BEGIN

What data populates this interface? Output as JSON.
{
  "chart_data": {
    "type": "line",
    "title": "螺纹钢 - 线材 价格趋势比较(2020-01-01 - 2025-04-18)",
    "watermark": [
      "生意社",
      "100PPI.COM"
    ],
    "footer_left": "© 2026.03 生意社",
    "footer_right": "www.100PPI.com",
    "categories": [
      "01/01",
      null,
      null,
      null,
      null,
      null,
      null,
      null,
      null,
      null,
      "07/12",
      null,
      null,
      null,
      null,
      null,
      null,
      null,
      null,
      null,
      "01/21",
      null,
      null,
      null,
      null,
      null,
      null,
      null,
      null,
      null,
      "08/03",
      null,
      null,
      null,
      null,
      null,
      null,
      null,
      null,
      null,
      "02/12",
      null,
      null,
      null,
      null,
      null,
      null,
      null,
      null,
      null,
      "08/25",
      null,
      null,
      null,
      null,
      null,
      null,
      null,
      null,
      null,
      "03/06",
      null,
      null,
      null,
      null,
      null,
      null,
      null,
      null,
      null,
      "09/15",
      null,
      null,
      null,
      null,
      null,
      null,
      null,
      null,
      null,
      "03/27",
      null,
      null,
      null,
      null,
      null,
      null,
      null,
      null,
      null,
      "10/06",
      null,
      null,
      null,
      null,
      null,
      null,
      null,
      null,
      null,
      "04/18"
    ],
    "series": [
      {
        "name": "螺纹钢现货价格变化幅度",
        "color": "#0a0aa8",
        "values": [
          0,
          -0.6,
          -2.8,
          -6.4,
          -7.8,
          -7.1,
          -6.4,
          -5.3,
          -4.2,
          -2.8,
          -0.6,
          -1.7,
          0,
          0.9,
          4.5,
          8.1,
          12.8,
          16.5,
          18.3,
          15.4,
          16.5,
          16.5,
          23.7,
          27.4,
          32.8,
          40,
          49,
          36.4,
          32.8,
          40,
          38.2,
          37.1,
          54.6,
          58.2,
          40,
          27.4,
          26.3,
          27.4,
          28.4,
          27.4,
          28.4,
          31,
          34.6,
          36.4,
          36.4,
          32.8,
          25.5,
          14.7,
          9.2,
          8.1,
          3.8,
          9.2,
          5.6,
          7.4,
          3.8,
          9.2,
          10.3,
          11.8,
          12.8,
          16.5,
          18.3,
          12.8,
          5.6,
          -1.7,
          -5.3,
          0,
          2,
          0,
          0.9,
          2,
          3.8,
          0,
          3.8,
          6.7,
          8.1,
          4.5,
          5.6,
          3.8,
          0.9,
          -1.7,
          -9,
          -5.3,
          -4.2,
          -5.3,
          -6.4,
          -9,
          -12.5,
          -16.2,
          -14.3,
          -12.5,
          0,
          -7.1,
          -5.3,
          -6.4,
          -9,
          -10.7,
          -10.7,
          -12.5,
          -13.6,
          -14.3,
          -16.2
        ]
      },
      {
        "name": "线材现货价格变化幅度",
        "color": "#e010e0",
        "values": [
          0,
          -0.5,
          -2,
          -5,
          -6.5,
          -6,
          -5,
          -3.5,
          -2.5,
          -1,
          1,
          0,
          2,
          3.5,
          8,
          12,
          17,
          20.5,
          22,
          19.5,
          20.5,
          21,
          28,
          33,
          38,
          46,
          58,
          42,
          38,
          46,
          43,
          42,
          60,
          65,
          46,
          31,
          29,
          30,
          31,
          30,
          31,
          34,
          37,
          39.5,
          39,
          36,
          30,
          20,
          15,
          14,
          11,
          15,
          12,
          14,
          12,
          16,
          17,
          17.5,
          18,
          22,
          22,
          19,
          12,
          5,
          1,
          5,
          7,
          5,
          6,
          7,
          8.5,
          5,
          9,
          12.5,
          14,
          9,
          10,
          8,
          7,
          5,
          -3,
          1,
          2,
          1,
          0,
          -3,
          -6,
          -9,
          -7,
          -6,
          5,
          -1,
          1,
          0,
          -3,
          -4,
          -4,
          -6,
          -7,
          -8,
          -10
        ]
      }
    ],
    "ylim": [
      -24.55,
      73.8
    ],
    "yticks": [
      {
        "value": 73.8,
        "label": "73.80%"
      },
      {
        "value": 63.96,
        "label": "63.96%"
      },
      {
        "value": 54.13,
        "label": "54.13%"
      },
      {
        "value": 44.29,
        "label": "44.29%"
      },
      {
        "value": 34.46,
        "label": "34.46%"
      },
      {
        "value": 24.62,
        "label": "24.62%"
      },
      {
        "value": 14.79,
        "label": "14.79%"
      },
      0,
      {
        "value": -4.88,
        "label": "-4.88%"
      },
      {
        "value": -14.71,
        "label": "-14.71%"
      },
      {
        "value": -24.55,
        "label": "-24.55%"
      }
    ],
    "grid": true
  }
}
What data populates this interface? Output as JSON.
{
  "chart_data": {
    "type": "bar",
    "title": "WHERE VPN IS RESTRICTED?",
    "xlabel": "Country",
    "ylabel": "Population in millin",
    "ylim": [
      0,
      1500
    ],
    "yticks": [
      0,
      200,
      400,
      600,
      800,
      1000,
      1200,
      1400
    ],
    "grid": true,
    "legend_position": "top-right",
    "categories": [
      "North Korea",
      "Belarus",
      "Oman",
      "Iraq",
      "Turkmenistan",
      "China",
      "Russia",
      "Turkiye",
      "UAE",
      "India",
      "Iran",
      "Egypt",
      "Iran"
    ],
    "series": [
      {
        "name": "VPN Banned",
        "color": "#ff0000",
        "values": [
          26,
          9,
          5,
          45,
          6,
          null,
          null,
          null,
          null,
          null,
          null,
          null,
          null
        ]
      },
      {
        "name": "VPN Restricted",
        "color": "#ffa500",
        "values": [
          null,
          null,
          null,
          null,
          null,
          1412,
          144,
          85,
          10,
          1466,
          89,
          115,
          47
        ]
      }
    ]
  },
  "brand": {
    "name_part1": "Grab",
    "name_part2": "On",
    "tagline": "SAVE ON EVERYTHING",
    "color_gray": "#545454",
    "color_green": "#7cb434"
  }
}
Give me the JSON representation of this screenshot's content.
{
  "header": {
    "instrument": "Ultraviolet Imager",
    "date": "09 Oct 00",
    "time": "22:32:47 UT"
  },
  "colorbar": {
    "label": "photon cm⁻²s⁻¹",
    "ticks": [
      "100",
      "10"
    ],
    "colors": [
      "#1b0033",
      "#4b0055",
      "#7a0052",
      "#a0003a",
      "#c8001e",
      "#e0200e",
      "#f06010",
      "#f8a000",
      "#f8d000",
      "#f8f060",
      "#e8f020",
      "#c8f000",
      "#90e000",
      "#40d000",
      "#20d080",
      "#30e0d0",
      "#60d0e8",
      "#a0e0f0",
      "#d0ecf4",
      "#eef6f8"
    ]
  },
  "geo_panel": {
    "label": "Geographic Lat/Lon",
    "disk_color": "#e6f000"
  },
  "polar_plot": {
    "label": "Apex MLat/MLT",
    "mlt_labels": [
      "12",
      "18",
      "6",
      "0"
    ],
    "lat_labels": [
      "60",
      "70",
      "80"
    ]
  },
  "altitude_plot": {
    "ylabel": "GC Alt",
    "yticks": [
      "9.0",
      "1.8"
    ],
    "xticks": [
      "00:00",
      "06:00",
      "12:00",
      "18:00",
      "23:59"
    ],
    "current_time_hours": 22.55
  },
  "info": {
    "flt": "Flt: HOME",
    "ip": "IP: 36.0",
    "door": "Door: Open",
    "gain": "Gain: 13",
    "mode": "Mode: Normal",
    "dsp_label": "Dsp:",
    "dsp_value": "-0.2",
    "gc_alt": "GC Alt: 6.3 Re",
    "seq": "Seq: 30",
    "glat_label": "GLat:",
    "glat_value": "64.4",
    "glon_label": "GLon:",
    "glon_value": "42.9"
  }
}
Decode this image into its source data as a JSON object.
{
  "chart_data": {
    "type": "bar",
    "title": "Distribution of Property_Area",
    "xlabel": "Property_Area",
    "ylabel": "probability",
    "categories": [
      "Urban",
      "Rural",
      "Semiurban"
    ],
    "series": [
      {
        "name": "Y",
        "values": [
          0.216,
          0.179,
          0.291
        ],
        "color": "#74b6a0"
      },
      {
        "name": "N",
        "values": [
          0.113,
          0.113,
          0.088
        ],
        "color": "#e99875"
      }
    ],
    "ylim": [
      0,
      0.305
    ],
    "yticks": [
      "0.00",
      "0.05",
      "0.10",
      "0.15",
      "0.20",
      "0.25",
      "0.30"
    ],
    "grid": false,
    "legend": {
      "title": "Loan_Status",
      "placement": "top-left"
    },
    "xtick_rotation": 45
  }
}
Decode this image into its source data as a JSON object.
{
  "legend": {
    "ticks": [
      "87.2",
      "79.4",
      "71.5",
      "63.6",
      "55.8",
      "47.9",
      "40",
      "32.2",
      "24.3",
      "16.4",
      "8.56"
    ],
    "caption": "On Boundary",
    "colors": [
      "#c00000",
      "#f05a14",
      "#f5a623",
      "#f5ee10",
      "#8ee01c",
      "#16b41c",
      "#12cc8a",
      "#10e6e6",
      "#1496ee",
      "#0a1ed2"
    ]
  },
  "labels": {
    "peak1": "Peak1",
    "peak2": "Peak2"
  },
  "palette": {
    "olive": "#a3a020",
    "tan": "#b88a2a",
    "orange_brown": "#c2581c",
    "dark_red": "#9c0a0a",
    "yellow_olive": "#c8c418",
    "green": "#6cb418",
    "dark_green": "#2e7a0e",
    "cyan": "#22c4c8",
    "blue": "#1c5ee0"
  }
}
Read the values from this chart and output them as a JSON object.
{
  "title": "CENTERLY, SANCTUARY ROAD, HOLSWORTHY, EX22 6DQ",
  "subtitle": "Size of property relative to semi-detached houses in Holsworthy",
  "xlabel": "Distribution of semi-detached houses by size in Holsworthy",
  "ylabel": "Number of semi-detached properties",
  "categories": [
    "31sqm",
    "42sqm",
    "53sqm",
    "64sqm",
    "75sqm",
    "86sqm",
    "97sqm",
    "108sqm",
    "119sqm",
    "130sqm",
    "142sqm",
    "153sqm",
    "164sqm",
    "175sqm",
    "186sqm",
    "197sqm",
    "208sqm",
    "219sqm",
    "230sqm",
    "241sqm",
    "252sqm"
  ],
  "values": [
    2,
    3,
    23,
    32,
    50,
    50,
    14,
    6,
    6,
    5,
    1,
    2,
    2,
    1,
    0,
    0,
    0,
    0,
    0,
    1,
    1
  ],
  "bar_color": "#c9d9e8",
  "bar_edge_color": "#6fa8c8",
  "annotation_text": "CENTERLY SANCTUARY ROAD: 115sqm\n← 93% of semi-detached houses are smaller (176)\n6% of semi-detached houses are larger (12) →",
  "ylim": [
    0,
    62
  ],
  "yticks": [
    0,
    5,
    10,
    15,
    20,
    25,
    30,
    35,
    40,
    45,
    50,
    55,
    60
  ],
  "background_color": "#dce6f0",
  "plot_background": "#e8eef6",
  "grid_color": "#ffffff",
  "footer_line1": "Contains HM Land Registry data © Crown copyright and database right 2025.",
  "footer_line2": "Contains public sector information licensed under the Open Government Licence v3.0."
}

END

* _Required task_:
Your task is to extract the lines running from the one with "Read the values" to the end of the material, inclusive, copying each exactly and adding nothing.

* _The output_:
Read the values from this chart and output them as a JSON object.
{
  "title": "CENTERLY, SANCTUARY ROAD, HOLSWORTHY, EX22 6DQ",
  "subtitle": "Size of property relative to semi-detached houses in Holsworthy",
  "xlabel": "Distribution of semi-detached houses by size in Holsworthy",
  "ylabel": "Number of semi-detached properties",
  "categories": [
    "31sqm",
    "42sqm",
    "53sqm",
    "64sqm",
    "75sqm",
    "86sqm",
    "97sqm",
    "108sqm",
    "119sqm",
    "130sqm",
    "142sqm",
    "153sqm",
    "164sqm",
    "175sqm",
    "186sqm",
    "197sqm",
    "208sqm",
    "219sqm",
    "230sqm",
    "241sqm",
    "252sqm"
  ],
  "values": [
    2,
    3,
    23,
    32,
    50,
    50,
    14,
    6,
    6,
    5,
    1,
    2,
    2,
    1,
    0,
    0,
    0,
    0,
    0,
    1,
    1
  ],
  "bar_color": "#c9d9e8",
  "bar_edge_color": "#6fa8c8",
  "annotation_text": "CENTERLY SANCTUARY ROAD: 115sqm\n← 93% of semi-detached houses are smaller (176)\n6% of semi-detached houses are larger (12) →",
  "ylim": [
    0,
    62
  ],
  "yticks": [
    0,
    5,
    10,
    15,
    20,
    25,
    30,
    35,
    40,
    45,
    50,
    55,
    60
  ],
  "background_color": "#dce6f0",
  "plot_background": "#e8eef6",
  "grid_color": "#ffffff",
  "footer_line1": "Contains HM Land Registry data © Crown copyright and database right 2025.",
  "footer_line2": "Contains public sector information licensed under the Open Government Licence v3.0."
}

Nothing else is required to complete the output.